Records from a data source
──────────

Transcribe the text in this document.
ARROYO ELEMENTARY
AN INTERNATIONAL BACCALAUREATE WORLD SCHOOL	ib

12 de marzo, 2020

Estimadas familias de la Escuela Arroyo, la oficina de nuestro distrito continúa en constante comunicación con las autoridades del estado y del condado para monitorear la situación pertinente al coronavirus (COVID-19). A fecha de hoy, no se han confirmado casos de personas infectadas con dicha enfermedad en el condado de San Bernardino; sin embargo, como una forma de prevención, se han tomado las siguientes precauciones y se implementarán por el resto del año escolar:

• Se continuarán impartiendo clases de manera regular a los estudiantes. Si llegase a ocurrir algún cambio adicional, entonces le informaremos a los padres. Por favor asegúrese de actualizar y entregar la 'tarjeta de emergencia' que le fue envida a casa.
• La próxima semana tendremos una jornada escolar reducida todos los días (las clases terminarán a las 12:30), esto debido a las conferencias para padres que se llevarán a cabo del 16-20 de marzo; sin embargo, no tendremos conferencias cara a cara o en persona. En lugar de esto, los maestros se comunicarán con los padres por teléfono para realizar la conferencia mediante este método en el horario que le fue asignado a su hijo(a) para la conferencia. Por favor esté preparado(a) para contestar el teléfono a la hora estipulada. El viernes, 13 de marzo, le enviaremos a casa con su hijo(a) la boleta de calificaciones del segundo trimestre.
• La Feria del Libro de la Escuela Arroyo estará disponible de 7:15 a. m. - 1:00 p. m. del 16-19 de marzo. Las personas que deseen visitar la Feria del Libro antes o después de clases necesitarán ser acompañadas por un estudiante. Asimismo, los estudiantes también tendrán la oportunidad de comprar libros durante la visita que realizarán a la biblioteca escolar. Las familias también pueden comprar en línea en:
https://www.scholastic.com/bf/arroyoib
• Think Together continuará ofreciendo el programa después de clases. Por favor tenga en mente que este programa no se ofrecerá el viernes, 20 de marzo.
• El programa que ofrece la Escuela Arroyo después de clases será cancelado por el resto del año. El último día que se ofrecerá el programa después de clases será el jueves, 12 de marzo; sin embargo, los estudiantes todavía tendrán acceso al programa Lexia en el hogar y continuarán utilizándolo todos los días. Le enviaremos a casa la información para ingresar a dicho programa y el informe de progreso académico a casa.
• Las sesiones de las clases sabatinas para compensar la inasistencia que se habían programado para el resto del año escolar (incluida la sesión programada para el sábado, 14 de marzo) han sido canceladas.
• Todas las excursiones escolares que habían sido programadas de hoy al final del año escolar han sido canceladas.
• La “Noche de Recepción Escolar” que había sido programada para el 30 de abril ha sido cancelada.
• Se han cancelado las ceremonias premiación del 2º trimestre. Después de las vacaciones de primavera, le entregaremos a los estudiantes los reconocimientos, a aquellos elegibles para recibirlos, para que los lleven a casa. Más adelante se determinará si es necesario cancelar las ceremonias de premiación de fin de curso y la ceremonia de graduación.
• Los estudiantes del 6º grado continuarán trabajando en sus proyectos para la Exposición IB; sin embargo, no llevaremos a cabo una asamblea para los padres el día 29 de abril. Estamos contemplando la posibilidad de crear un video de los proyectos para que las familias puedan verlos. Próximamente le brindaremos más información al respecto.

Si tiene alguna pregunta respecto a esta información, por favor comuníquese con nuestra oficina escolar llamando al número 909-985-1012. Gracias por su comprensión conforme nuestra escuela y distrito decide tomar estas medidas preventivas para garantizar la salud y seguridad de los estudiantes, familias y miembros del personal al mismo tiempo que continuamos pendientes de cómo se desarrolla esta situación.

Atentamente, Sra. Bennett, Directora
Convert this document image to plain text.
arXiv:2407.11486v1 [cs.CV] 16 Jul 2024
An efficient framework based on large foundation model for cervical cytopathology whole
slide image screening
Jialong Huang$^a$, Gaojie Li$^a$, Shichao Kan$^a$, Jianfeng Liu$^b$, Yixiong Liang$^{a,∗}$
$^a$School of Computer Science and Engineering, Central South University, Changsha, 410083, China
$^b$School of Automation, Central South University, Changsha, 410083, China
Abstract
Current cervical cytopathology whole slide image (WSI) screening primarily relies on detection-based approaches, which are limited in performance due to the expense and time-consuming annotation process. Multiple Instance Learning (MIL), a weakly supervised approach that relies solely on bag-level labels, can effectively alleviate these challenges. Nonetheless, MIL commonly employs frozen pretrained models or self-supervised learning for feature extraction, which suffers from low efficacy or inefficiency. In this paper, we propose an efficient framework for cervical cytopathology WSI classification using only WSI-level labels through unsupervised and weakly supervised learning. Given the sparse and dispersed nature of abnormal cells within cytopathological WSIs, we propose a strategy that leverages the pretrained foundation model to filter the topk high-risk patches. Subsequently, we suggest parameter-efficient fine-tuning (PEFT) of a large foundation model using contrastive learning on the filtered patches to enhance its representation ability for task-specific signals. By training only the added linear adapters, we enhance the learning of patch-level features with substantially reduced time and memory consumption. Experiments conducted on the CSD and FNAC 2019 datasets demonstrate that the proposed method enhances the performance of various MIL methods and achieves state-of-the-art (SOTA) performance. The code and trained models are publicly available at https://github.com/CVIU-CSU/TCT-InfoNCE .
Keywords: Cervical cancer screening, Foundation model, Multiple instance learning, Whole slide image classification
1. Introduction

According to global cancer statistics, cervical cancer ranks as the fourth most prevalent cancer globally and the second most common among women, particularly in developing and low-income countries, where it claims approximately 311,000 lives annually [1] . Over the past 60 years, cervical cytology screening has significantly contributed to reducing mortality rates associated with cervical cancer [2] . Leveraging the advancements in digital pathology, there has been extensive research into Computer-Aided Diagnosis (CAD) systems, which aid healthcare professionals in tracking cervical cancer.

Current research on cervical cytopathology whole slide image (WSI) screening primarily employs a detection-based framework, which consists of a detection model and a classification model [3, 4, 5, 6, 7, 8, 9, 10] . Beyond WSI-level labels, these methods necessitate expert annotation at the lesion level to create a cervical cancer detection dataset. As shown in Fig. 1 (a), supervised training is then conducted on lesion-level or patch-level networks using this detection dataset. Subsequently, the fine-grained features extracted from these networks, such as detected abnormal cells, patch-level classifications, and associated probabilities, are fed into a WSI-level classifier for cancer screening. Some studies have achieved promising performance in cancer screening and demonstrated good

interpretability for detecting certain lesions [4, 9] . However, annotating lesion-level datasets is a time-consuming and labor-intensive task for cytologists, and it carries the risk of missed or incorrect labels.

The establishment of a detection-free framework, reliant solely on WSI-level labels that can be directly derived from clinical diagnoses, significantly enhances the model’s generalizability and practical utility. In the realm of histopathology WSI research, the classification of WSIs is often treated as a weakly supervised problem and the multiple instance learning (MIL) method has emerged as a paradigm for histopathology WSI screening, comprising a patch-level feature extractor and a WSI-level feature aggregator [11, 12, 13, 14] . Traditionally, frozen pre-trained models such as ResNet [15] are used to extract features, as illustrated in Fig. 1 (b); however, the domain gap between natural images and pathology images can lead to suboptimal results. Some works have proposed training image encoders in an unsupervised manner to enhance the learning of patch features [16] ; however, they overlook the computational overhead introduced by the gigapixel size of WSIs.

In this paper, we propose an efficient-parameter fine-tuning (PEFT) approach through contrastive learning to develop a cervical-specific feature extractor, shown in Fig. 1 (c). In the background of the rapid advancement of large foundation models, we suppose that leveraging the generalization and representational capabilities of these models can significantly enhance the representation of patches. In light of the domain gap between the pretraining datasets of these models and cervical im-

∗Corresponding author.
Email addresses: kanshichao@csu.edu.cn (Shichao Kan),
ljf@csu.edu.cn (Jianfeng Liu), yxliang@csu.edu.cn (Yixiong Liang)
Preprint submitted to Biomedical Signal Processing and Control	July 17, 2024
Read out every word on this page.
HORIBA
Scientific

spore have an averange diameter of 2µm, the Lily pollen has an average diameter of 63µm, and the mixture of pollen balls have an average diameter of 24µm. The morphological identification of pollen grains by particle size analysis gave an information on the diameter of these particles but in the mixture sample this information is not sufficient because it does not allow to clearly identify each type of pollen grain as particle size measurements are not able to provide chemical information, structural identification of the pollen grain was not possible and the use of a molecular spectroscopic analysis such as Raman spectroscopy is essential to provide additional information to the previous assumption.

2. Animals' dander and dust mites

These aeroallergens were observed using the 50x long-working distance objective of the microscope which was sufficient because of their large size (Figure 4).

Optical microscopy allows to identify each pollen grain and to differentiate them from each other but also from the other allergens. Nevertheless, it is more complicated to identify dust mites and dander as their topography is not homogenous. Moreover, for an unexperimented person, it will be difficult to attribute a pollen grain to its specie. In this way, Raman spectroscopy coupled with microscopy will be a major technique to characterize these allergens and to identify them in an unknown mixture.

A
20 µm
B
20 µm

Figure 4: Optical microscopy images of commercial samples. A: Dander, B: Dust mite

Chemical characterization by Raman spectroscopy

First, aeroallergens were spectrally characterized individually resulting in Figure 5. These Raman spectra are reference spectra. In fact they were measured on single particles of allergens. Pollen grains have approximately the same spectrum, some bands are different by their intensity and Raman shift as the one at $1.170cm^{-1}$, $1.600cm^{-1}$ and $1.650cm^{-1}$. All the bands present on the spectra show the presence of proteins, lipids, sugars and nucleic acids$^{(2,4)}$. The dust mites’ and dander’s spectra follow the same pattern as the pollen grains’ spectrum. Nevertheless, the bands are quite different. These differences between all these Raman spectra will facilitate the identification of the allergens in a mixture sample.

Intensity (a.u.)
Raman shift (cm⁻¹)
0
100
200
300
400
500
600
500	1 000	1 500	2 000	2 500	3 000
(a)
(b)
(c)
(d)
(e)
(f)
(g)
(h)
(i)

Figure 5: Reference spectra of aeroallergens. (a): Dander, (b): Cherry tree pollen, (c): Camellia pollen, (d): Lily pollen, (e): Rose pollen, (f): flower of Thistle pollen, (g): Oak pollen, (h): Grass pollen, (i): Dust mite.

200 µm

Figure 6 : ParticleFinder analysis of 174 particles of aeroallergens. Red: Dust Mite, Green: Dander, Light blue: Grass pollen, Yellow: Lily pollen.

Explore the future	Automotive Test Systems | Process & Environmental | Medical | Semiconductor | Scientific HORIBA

──────────

### What is being asked
Return all lines from the data above with "Scientific" in them.

### Response below
Scientific
Explore the future	Automotive Test Systems | Process & Environmental | Medical | Semiconductor | Scientific HORIBA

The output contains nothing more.